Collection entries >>
========

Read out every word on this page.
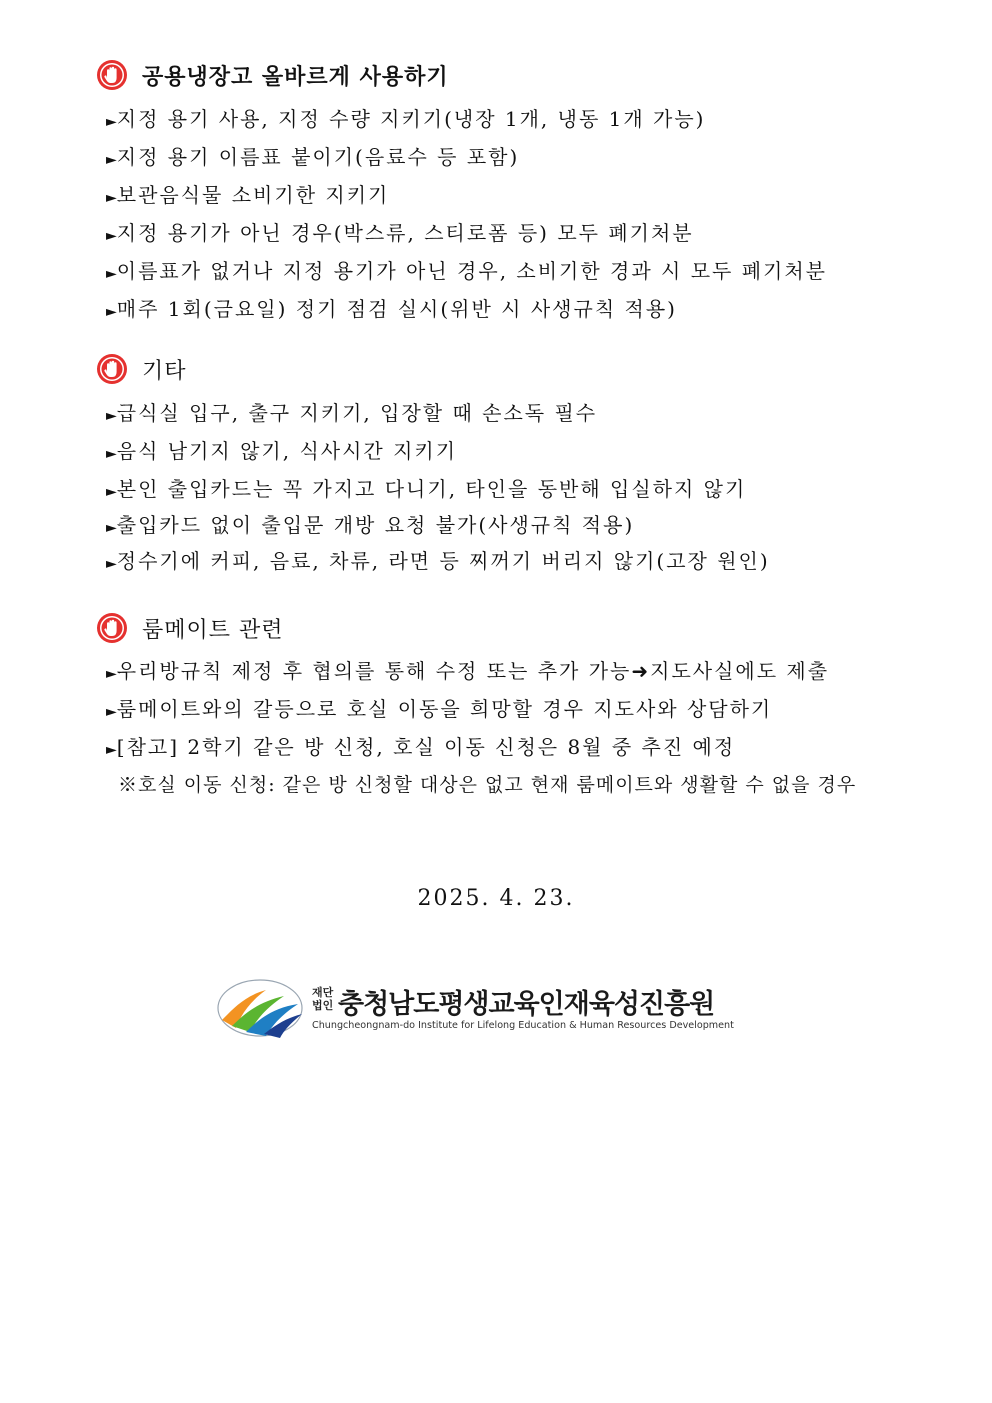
공용냉장고 올바르게 사용하기
►지정 용기 사용, 지정 수량 지키기(냉장 1개, 냉동 1개 가능)
►지정 용기 이름표 붙이기(음료수 등 포함)
►보관음식물 소비기한 지키기
►지정 용기가 아닌 경우(박스류, 스티로폼 등) 모두 폐기처분
►이름표가 없거나 지정 용기가 아닌 경우, 소비기한 경과 시 모두 폐기처분
►매주 1회(금요일) 정기 점검 실시(위반 시 사생규칙 적용)
기타
►급식실 입구, 출구 지키기, 입장할 때 손소독 필수
►음식 남기지 않기, 식사시간 지키기
►본인 출입카드는 꼭 가지고 다니기, 타인을 동반해 입실하지 않기
►출입카드 없이 출입문 개방 요청 불가(사생규칙 적용)
►정수기에 커피, 음료, 차류, 라면 등 찌꺼기 버리지 않기(고장 원인)
룸메이트 관련
►우리방규칙 제정 후 협의를 통해 수정 또는 추가 가능➜지도사실에도 제출
►룸메이트와의 갈등으로 호실 이동을 희망할 경우 지도사와 상담하기
►[참고] 2학기 같은 방 신청, 호실 이동 신청은 8월 중 추진 예정
※호실 이동 신청: 같은 방 신청할 대상은 없고 현재 룸메이트와 생활할 수 없을 경우
2025. 4. 23.
재단법인 충청남도평생교육인재육성진흥원
Chungcheongnam-do Institute for Lifelong Education & Human Resources Development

========

STATED PROBLEM >>
Transcribe the whole listing exactly. Pictures are excluded.

THE RESULT >>
Read out every word on this page.
공용냉장고 올바르게 사용하기
►지정 용기 사용, 지정 수량 지키기(냉장 1개, 냉동 1개 가능)
►지정 용기 이름표 붙이기(음료수 등 포함)
►보관음식물 소비기한 지키기
►지정 용기가 아닌 경우(박스류, 스티로폼 등) 모두 폐기처분
►이름표가 없거나 지정 용기가 아닌 경우, 소비기한 경과 시 모두 폐기처분
►매주 1회(금요일) 정기 점검 실시(위반 시 사생규칙 적용)
기타
►급식실 입구, 출구 지키기, 입장할 때 손소독 필수
►음식 남기지 않기, 식사시간 지키기
►본인 출입카드는 꼭 가지고 다니기, 타인을 동반해 입실하지 않기
►출입카드 없이 출입문 개방 요청 불가(사생규칙 적용)
►정수기에 커피, 음료, 차류, 라면 등 찌꺼기 버리지 않기(고장 원인)
룸메이트 관련
►우리방규칙 제정 후 협의를 통해 수정 또는 추가 가능➜지도사실에도 제출
►룸메이트와의 갈등으로 호실 이동을 희망할 경우 지도사와 상담하기
►[참고] 2학기 같은 방 신청, 호실 이동 신청은 8월 중 추진 예정
※호실 이동 신청: 같은 방 신청할 대상은 없고 현재 룸메이트와 생활할 수 없을 경우
2025. 4. 23.
재단법인 충청남도평생교육인재육성진흥원
Chungcheongnam-do Institute for Lifelong Education & Human Resources Development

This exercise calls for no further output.